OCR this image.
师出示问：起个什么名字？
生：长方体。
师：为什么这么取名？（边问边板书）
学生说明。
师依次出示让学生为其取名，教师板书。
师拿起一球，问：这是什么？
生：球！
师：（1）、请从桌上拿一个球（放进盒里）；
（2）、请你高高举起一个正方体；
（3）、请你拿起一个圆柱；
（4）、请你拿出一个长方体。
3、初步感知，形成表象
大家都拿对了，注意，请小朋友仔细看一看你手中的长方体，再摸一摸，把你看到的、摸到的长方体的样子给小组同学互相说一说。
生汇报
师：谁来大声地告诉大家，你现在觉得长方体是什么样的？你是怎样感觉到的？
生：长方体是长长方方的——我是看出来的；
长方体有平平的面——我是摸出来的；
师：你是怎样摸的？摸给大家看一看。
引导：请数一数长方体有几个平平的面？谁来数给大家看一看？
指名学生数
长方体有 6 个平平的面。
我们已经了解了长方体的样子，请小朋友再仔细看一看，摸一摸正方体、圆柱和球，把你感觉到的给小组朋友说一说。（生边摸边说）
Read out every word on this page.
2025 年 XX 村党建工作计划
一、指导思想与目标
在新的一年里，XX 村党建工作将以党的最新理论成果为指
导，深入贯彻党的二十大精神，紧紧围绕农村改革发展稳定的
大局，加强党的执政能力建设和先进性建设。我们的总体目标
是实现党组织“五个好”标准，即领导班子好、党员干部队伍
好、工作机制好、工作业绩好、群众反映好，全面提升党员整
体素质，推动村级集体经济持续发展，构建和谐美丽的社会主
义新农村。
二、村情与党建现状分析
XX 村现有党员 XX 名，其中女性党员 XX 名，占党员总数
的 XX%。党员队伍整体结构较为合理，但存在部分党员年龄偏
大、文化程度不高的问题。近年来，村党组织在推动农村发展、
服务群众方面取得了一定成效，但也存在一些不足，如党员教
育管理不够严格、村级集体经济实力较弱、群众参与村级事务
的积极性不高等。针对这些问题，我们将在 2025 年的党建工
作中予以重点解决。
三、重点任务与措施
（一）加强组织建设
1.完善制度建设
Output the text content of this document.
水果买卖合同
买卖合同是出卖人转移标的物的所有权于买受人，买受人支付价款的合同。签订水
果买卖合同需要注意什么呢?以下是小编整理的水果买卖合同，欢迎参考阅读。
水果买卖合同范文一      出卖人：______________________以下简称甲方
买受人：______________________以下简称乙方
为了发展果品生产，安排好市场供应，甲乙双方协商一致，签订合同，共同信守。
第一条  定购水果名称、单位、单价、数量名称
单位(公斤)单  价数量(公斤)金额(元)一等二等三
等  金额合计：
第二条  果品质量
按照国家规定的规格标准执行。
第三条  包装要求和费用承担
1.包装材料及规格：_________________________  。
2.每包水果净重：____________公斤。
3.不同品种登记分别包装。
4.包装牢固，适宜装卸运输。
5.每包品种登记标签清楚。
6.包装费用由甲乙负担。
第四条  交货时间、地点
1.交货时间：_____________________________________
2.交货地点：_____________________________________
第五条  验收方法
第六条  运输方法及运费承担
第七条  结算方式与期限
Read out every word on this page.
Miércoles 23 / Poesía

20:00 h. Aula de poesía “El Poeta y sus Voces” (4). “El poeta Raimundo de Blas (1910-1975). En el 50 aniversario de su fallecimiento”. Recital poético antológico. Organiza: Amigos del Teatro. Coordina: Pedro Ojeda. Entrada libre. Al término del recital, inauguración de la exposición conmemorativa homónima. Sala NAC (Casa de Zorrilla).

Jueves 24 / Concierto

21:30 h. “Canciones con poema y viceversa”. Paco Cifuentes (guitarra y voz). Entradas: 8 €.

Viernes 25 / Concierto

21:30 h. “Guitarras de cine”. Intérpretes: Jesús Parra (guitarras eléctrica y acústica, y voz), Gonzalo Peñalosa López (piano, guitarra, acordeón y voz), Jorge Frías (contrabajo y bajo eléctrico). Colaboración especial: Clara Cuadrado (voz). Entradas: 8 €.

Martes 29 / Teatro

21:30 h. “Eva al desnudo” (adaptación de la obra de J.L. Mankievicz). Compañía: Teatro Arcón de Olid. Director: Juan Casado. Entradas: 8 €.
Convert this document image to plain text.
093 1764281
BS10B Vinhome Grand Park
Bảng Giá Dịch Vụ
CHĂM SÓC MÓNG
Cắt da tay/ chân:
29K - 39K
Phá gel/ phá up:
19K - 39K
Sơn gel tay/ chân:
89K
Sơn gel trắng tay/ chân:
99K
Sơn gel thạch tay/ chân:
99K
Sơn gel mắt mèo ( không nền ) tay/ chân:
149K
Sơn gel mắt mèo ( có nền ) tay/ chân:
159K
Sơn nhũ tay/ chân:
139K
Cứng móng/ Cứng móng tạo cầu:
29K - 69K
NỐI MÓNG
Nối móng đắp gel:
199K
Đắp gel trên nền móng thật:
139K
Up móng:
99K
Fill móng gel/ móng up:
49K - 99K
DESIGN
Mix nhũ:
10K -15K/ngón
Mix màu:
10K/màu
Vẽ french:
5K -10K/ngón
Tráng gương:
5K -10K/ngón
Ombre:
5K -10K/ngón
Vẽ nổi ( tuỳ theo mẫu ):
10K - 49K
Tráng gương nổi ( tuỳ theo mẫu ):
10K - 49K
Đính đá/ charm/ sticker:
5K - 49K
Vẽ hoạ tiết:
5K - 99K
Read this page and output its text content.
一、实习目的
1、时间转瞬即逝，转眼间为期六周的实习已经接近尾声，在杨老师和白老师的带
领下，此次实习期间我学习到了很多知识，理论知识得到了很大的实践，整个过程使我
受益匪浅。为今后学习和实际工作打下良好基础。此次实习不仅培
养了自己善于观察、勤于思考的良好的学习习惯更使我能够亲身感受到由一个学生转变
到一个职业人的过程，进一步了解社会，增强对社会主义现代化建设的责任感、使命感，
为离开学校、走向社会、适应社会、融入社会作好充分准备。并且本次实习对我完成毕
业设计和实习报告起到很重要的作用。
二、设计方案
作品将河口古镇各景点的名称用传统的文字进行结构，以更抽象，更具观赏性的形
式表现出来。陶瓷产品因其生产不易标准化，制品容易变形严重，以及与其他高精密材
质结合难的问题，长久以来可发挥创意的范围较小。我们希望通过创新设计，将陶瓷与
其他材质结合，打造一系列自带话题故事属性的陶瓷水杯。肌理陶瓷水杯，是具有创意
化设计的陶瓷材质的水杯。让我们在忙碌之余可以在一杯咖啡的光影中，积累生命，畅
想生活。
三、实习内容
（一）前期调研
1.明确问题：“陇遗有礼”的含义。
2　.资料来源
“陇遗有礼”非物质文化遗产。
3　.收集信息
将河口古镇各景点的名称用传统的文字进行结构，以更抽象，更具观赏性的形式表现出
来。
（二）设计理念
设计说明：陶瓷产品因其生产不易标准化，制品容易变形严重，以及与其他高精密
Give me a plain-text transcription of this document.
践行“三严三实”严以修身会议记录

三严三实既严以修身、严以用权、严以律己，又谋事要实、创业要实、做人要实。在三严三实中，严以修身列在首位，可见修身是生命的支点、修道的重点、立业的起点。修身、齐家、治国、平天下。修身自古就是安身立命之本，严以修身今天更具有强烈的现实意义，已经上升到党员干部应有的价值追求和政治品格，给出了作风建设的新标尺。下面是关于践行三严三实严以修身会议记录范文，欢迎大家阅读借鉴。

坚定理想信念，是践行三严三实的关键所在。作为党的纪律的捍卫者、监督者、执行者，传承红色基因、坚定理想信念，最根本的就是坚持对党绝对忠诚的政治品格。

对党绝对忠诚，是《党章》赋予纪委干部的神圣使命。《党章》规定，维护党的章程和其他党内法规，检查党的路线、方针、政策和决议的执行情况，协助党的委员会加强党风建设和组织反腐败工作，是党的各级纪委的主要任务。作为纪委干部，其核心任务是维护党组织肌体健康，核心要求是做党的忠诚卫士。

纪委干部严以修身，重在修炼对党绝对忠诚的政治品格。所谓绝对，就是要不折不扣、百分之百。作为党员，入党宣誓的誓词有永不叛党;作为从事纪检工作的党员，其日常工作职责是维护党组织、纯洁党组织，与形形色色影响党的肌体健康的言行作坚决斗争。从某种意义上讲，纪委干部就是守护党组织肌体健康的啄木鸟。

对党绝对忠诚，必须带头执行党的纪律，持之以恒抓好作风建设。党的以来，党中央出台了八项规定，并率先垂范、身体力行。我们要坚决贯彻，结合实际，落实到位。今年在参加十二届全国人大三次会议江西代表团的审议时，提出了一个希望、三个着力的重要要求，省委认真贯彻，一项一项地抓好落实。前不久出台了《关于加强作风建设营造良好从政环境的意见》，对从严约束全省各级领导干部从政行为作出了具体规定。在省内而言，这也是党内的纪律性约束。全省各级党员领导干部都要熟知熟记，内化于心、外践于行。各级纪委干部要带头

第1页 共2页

◇ ◇ ◇ ◇ ◇

AIM OF THE TASK - Pick every line with "text" in it and copy it.

TASK RESPONSE -
Output the text content of this document.
Convert this document image to plain text.
Read this page and output its text content.
Give me a plain-text transcription of this document.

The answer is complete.